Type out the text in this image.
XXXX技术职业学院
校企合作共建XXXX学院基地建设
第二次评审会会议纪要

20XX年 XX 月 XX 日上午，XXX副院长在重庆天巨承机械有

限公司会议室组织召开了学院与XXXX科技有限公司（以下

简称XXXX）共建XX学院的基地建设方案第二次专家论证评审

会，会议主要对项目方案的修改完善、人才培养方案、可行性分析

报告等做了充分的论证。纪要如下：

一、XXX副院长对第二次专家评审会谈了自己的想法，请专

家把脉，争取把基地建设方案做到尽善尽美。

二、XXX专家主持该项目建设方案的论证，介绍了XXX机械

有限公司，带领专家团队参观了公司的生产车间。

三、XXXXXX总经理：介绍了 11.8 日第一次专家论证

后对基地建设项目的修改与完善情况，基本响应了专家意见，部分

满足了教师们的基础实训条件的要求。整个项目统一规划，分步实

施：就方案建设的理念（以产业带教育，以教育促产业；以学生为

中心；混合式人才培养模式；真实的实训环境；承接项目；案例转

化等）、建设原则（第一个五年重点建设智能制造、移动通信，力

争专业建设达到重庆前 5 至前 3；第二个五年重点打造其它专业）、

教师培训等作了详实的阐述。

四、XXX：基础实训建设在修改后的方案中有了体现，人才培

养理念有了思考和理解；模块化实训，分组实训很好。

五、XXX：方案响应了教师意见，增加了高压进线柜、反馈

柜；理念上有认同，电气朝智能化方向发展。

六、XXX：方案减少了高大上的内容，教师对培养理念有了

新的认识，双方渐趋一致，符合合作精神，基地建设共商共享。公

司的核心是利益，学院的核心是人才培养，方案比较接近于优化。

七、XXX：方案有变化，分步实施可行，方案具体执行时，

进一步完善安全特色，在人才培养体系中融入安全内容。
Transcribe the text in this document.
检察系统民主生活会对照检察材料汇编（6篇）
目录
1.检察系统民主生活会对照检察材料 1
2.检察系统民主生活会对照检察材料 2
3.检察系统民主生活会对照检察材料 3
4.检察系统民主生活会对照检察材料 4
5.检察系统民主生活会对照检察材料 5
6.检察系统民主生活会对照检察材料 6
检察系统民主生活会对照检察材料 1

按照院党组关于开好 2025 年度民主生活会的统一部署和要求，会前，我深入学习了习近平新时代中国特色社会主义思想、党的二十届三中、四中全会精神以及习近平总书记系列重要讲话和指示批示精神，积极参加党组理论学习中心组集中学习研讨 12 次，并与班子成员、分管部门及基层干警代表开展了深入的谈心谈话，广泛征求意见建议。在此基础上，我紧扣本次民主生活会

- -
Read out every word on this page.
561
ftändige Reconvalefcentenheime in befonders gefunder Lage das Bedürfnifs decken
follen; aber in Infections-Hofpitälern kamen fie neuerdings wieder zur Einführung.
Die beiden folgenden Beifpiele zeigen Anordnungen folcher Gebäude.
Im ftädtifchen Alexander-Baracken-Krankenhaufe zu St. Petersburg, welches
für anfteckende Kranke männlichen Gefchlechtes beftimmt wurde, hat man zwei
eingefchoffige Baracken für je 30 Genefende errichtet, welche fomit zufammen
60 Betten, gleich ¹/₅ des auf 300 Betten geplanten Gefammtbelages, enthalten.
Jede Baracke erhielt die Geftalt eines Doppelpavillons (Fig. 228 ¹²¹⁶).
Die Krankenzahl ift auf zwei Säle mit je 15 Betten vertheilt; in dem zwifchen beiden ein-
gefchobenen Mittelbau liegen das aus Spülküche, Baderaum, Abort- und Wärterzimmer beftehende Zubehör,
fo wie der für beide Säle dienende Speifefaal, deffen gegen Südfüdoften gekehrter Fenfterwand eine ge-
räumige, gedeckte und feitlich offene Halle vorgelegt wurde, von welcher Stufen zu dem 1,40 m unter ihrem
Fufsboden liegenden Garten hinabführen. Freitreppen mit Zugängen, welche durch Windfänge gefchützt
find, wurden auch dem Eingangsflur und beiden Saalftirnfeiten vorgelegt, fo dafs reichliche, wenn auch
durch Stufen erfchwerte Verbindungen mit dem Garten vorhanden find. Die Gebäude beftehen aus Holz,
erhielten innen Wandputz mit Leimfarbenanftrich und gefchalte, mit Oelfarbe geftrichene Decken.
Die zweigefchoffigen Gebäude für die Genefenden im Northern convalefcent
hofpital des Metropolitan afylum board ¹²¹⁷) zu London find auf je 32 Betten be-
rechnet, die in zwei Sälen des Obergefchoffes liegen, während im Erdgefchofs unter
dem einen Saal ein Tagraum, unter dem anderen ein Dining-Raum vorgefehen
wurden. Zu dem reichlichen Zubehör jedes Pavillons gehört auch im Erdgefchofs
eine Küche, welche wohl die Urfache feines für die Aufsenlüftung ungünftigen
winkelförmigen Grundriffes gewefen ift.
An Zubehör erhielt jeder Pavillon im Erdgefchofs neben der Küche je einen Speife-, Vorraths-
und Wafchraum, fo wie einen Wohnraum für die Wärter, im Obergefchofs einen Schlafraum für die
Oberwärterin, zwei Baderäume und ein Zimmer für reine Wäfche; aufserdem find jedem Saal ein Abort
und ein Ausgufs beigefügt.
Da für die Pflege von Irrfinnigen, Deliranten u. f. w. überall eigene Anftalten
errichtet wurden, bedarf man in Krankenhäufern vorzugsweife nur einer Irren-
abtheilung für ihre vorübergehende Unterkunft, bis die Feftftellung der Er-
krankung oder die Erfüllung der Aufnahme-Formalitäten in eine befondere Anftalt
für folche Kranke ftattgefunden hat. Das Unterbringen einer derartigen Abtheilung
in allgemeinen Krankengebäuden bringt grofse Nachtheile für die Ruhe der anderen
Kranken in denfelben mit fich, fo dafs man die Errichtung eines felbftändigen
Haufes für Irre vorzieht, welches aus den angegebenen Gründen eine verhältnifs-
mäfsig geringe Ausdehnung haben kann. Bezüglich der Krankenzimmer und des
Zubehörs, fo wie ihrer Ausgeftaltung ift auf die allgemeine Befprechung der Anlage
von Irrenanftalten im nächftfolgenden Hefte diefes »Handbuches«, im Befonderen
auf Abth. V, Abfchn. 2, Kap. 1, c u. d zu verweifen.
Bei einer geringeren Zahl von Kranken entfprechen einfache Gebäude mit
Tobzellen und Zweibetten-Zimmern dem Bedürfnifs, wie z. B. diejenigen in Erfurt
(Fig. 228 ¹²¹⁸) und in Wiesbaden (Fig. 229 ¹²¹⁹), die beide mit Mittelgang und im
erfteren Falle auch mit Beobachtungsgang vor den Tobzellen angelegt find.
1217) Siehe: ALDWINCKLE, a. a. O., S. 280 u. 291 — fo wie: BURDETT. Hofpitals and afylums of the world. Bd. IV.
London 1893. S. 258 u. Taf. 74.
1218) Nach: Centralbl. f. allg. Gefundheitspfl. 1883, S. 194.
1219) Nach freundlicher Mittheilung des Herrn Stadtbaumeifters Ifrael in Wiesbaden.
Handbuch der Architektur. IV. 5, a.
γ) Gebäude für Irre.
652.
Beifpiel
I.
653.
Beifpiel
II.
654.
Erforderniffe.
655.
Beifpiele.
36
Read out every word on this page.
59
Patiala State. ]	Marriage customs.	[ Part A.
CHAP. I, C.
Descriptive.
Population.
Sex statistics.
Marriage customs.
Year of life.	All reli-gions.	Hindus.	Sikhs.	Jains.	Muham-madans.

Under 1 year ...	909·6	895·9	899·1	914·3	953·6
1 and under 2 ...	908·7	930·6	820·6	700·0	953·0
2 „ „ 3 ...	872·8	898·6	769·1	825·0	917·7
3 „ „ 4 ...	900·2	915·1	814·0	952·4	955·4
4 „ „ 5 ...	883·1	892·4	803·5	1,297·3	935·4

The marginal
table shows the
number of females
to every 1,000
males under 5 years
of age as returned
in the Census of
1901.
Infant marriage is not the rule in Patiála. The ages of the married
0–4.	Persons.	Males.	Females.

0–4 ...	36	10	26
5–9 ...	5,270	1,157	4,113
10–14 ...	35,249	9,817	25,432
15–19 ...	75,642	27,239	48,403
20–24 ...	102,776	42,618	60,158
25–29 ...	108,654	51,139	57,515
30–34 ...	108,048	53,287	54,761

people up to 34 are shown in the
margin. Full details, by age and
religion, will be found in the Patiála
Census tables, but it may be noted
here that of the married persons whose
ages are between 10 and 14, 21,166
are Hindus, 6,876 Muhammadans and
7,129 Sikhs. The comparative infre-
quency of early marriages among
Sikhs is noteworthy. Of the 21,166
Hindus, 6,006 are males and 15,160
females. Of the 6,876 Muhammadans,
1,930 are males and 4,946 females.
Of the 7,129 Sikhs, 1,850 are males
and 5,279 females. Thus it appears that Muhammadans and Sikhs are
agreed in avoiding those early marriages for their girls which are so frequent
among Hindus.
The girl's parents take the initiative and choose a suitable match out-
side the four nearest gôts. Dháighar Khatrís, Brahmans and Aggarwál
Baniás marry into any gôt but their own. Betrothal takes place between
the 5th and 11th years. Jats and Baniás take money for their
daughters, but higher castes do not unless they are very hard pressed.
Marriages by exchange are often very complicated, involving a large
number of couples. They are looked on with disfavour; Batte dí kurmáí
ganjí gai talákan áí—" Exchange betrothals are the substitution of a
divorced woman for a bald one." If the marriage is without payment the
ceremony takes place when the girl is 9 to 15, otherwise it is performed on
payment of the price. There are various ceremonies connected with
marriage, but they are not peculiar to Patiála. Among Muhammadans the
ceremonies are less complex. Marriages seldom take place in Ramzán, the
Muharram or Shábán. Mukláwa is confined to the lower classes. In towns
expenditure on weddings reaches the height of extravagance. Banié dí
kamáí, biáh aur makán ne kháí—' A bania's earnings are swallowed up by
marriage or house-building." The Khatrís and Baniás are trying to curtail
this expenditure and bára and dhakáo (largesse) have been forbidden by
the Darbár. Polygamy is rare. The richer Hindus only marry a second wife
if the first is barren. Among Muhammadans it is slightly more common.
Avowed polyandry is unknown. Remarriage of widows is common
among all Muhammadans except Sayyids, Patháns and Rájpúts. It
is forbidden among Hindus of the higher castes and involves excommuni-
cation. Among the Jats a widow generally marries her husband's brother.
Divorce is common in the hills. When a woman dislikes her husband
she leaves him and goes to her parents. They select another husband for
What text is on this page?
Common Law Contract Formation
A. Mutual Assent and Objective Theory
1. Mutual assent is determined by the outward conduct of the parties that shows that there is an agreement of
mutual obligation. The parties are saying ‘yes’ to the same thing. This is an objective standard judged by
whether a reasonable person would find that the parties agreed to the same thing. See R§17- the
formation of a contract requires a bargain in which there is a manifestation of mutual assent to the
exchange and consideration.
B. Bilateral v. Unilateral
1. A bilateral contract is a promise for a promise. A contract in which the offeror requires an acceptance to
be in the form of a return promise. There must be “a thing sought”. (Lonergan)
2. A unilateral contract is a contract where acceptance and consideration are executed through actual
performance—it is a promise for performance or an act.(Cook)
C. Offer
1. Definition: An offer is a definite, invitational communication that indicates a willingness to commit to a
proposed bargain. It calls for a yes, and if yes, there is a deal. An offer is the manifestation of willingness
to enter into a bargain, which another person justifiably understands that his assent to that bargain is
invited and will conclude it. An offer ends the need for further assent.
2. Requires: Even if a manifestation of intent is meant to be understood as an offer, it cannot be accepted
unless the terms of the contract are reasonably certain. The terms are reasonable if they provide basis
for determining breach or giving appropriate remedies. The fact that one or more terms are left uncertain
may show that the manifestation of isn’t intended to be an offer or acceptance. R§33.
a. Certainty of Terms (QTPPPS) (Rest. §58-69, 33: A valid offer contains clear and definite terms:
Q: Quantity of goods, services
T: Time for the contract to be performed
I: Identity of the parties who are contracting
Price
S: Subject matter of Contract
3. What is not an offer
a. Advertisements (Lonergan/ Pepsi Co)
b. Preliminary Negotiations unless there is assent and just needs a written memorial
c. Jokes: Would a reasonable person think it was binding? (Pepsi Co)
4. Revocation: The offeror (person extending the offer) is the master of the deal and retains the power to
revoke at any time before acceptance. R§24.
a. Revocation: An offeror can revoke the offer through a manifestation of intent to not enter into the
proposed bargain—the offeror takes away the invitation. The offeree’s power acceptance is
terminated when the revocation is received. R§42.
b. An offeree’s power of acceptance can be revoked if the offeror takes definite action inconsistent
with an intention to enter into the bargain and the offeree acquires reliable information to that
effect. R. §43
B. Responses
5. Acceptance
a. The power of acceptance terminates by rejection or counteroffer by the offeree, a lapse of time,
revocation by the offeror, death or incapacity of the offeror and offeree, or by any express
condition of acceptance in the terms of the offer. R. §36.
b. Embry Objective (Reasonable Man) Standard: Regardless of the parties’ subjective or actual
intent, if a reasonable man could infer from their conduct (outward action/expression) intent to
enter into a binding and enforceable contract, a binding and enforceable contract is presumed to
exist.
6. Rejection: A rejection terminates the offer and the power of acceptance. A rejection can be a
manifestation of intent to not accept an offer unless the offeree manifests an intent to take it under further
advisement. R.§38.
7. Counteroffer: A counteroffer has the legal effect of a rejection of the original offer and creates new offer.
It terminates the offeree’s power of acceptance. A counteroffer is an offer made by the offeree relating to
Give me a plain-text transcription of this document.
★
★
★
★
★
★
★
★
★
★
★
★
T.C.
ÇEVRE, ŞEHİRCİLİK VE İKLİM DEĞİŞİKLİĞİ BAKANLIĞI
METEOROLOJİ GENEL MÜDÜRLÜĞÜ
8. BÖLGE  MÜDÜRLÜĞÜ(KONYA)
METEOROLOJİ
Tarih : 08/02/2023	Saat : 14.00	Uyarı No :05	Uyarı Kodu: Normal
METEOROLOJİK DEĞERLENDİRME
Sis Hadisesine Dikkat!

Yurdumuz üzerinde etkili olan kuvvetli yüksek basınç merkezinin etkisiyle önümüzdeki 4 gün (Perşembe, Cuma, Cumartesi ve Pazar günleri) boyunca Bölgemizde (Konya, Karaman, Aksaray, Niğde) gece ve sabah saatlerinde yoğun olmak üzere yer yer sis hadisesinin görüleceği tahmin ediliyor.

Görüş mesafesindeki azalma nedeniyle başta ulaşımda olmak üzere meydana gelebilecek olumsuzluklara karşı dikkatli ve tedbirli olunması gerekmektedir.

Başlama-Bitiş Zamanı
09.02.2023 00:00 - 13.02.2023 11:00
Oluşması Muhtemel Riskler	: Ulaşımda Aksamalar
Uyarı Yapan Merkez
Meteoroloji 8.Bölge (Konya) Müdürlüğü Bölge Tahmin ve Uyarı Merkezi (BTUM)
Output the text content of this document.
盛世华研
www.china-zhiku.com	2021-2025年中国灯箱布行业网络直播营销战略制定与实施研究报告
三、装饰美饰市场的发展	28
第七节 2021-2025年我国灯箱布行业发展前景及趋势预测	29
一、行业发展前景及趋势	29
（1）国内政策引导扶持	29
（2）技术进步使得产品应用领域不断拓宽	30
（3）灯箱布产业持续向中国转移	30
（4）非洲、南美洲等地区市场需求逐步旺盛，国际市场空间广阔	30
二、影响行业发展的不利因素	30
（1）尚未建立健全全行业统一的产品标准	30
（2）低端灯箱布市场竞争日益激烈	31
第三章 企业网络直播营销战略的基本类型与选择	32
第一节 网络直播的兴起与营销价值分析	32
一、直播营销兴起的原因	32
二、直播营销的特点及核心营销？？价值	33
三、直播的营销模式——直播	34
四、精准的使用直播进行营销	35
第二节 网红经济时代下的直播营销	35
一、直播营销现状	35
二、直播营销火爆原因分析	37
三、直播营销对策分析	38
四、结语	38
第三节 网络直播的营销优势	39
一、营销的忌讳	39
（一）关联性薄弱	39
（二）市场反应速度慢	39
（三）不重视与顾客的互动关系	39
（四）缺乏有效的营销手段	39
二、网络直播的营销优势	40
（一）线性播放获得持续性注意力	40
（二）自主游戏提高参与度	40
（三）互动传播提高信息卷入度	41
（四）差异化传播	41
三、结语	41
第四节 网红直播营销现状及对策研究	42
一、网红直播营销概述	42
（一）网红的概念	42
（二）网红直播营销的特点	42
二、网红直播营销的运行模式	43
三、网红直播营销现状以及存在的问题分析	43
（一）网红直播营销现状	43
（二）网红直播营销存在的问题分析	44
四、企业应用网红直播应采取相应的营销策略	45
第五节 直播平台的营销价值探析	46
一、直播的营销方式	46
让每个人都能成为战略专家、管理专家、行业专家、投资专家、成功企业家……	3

━━━━━━━━━━━━━━━━━━━━━━━━━━━━━━

**WRITTEN INSTRUCTION:** Look for lines containing the string "Khatrís" and copy them all.

**RESPONSE TO THE EXERCISE:**
side the four nearest gôts. Dháighar Khatrís, Brahmans and Aggarwál
marriage or house-building." The Khatrís and Baniás are trying to curtail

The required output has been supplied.